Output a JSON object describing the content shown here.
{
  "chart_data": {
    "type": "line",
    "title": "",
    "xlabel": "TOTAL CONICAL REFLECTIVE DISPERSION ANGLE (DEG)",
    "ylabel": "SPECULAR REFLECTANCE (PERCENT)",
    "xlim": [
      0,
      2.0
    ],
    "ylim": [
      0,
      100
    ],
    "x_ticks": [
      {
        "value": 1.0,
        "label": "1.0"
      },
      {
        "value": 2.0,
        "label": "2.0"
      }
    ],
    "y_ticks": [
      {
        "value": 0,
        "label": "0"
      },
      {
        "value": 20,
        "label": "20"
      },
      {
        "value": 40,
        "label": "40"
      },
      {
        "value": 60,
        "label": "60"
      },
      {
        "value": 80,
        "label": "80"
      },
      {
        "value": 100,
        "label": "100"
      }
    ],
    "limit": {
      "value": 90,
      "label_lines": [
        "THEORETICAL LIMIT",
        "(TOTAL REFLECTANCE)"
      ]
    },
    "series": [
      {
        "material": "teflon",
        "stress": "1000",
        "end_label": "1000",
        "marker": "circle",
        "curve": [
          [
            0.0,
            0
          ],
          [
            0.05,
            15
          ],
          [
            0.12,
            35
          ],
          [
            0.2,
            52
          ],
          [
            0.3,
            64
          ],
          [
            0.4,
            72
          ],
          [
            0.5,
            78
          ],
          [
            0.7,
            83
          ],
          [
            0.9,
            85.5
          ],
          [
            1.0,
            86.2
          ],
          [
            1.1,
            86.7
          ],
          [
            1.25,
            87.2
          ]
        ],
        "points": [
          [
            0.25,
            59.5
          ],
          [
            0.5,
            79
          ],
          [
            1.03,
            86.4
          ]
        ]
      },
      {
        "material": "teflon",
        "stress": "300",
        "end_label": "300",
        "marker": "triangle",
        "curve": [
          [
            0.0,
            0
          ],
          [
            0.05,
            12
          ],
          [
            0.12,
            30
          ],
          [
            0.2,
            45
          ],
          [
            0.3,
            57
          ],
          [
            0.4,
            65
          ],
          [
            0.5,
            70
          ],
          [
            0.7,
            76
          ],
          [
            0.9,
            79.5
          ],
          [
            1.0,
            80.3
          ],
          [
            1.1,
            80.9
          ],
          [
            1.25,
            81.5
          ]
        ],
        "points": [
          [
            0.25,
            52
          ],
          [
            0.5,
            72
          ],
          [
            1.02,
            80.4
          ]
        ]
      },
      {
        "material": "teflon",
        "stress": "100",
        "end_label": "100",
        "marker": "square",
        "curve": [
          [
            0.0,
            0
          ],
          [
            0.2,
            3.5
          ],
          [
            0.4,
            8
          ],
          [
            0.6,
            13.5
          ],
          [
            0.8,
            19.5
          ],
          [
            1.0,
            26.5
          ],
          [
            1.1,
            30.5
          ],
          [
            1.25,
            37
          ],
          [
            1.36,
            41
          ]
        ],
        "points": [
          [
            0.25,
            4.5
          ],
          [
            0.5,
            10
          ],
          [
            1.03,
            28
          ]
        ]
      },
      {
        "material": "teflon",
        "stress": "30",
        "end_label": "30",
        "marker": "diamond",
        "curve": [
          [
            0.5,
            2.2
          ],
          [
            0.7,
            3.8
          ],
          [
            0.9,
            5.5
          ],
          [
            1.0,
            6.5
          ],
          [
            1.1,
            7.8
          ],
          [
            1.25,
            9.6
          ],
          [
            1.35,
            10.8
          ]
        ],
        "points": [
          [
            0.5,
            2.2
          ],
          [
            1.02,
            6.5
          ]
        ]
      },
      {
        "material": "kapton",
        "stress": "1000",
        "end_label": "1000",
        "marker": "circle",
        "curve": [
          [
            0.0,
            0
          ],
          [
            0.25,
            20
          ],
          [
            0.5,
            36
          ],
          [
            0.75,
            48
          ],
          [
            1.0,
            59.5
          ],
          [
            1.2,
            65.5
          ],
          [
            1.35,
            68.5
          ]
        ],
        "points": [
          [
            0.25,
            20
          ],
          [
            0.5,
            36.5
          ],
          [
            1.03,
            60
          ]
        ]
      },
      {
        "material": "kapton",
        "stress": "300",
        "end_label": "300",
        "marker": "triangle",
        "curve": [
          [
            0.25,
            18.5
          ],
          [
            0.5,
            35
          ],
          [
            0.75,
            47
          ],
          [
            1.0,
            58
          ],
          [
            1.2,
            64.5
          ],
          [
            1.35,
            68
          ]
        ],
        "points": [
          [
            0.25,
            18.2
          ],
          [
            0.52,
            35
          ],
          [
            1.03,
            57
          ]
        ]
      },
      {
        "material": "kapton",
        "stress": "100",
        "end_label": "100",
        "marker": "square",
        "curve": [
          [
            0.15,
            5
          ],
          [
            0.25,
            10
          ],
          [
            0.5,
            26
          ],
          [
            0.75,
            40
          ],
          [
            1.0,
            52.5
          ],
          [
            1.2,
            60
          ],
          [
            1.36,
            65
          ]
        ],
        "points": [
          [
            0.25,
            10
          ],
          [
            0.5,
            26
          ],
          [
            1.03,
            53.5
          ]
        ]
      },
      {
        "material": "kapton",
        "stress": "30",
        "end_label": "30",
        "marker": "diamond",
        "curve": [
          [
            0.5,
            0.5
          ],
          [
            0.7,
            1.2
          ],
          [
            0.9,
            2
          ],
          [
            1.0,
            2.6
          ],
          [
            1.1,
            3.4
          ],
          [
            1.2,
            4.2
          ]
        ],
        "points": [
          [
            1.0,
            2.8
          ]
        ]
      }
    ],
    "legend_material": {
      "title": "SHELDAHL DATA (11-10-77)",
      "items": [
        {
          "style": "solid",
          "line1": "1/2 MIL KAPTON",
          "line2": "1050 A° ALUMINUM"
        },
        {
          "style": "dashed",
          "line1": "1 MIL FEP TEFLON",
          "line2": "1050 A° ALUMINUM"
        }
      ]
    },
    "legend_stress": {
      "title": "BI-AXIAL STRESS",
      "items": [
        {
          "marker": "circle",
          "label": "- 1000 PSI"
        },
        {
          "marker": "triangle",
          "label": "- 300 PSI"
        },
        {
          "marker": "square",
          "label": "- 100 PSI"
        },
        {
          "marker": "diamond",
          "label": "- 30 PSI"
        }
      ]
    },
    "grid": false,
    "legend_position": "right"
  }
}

|---|

▶ [Direction] Transcribe every line of the data, exactly as it stands.

▶ [Right answer]
Output a JSON object describing the content shown here.
{
  "chart_data": {
    "type": "line",
    "title": "",
    "xlabel": "TOTAL CONICAL REFLECTIVE DISPERSION ANGLE (DEG)",
    "ylabel": "SPECULAR REFLECTANCE (PERCENT)",
    "xlim": [
      0,
      2.0
    ],
    "ylim": [
      0,
      100
    ],
    "x_ticks": [
      {
        "value": 1.0,
        "label": "1.0"
      },
      {
        "value": 2.0,
        "label": "2.0"
      }
    ],
    "y_ticks": [
      {
        "value": 0,
        "label": "0"
      },
      {
        "value": 20,
        "label": "20"
      },
      {
        "value": 40,
        "label": "40"
      },
      {
        "value": 60,
        "label": "60"
      },
      {
        "value": 80,
        "label": "80"
      },
      {
        "value": 100,
        "label": "100"
      }
    ],
    "limit": {
      "value": 90,
      "label_lines": [
        "THEORETICAL LIMIT",
        "(TOTAL REFLECTANCE)"
      ]
    },
    "series": [
      {
        "material": "teflon",
        "stress": "1000",
        "end_label": "1000",
        "marker": "circle",
        "curve": [
          [
            0.0,
            0
          ],
          [
            0.05,
            15
          ],
          [
            0.12,
            35
          ],
          [
            0.2,
            52
          ],
          [
            0.3,
            64
          ],
          [
            0.4,
            72
          ],
          [
            0.5,
            78
          ],
          [
            0.7,
            83
          ],
          [
            0.9,
            85.5
          ],
          [
            1.0,
            86.2
          ],
          [
            1.1,
            86.7
          ],
          [
            1.25,
            87.2
          ]
        ],
        "points": [
          [
            0.25,
            59.5
          ],
          [
            0.5,
            79
          ],
          [
            1.03,
            86.4
          ]
        ]
      },
      {
        "material": "teflon",
        "stress": "300",
        "end_label": "300",
        "marker": "triangle",
        "curve": [
          [
            0.0,
            0
          ],
          [
            0.05,
            12
          ],
          [
            0.12,
            30
          ],
          [
            0.2,
            45
          ],
          [
            0.3,
            57
          ],
          [
            0.4,
            65
          ],
          [
            0.5,
            70
          ],
          [
            0.7,
            76
          ],
          [
            0.9,
            79.5
          ],
          [
            1.0,
            80.3
          ],
          [
            1.1,
            80.9
          ],
          [
            1.25,
            81.5
          ]
        ],
        "points": [
          [
            0.25,
            52
          ],
          [
            0.5,
            72
          ],
          [
            1.02,
            80.4
          ]
        ]
      },
      {
        "material": "teflon",
        "stress": "100",
        "end_label": "100",
        "marker": "square",
        "curve": [
          [
            0.0,
            0
          ],
          [
            0.2,
            3.5
          ],
          [
            0.4,
            8
          ],
          [
            0.6,
            13.5
          ],
          [
            0.8,
            19.5
          ],
          [
            1.0,
            26.5
          ],
          [
            1.1,
            30.5
          ],
          [
            1.25,
            37
          ],
          [
            1.36,
            41
          ]
        ],
        "points": [
          [
            0.25,
            4.5
          ],
          [
            0.5,
            10
          ],
          [
            1.03,
            28
          ]
        ]
      },
      {
        "material": "teflon",
        "stress": "30",
        "end_label": "30",
        "marker": "diamond",
        "curve": [
          [
            0.5,
            2.2
          ],
          [
            0.7,
            3.8
          ],
          [
            0.9,
            5.5
          ],
          [
            1.0,
            6.5
          ],
          [
            1.1,
            7.8
          ],
          [
            1.25,
            9.6
          ],
          [
            1.35,
            10.8
          ]
        ],
        "points": [
          [
            0.5,
            2.2
          ],
          [
            1.02,
            6.5
          ]
        ]
      },
      {
        "material": "kapton",
        "stress": "1000",
        "end_label": "1000",
        "marker": "circle",
        "curve": [
          [
            0.0,
            0
          ],
          [
            0.25,
            20
          ],
          [
            0.5,
            36
          ],
          [
            0.75,
            48
          ],
          [
            1.0,
            59.5
          ],
          [
            1.2,
            65.5
          ],
          [
            1.35,
            68.5
          ]
        ],
        "points": [
          [
            0.25,
            20
          ],
          [
            0.5,
            36.5
          ],
          [
            1.03,
            60
          ]
        ]
      },
      {
        "material": "kapton",
        "stress": "300",
        "end_label": "300",
        "marker": "triangle",
        "curve": [
          [
            0.25,
            18.5
          ],
          [
            0.5,
            35
          ],
          [
            0.75,
            47
          ],
          [
            1.0,
            58
          ],
          [
            1.2,
            64.5
          ],
          [
            1.35,
            68
          ]
        ],
        "points": [
          [
            0.25,
            18.2
          ],
          [
            0.52,
            35
          ],
          [
            1.03,
            57
          ]
        ]
      },
      {
        "material": "kapton",
        "stress": "100",
        "end_label": "100",
        "marker": "square",
        "curve": [
          [
            0.15,
            5
          ],
          [
            0.25,
            10
          ],
          [
            0.5,
            26
          ],
          [
            0.75,
            40
          ],
          [
            1.0,
            52.5
          ],
          [
            1.2,
            60
          ],
          [
            1.36,
            65
          ]
        ],
        "points": [
          [
            0.25,
            10
          ],
          [
            0.5,
            26
          ],
          [
            1.03,
            53.5
          ]
        ]
      },
      {
        "material": "kapton",
        "stress": "30",
        "end_label": "30",
        "marker": "diamond",
        "curve": [
          [
            0.5,
            0.5
          ],
          [
            0.7,
            1.2
          ],
          [
            0.9,
            2
          ],
          [
            1.0,
            2.6
          ],
          [
            1.1,
            3.4
          ],
          [
            1.2,
            4.2
          ]
        ],
        "points": [
          [
            1.0,
            2.8
          ]
        ]
      }
    ],
    "legend_material": {
      "title": "SHELDAHL DATA (11-10-77)",
      "items": [
        {
          "style": "solid",
          "line1": "1/2 MIL KAPTON",
          "line2": "1050 A° ALUMINUM"
        },
        {
          "style": "dashed",
          "line1": "1 MIL FEP TEFLON",
          "line2": "1050 A° ALUMINUM"
        }
      ]
    },
    "legend_stress": {
      "title": "BI-AXIAL STRESS",
      "items": [
        {
          "marker": "circle",
          "label": "- 1000 PSI"
        },
        {
          "marker": "triangle",
          "label": "- 300 PSI"
        },
        {
          "marker": "square",
          "label": "- 100 PSI"
        },
        {
          "marker": "diamond",
          "label": "- 30 PSI"
        }
      ]
    },
    "grid": false,
    "legend_position": "right"
  }
}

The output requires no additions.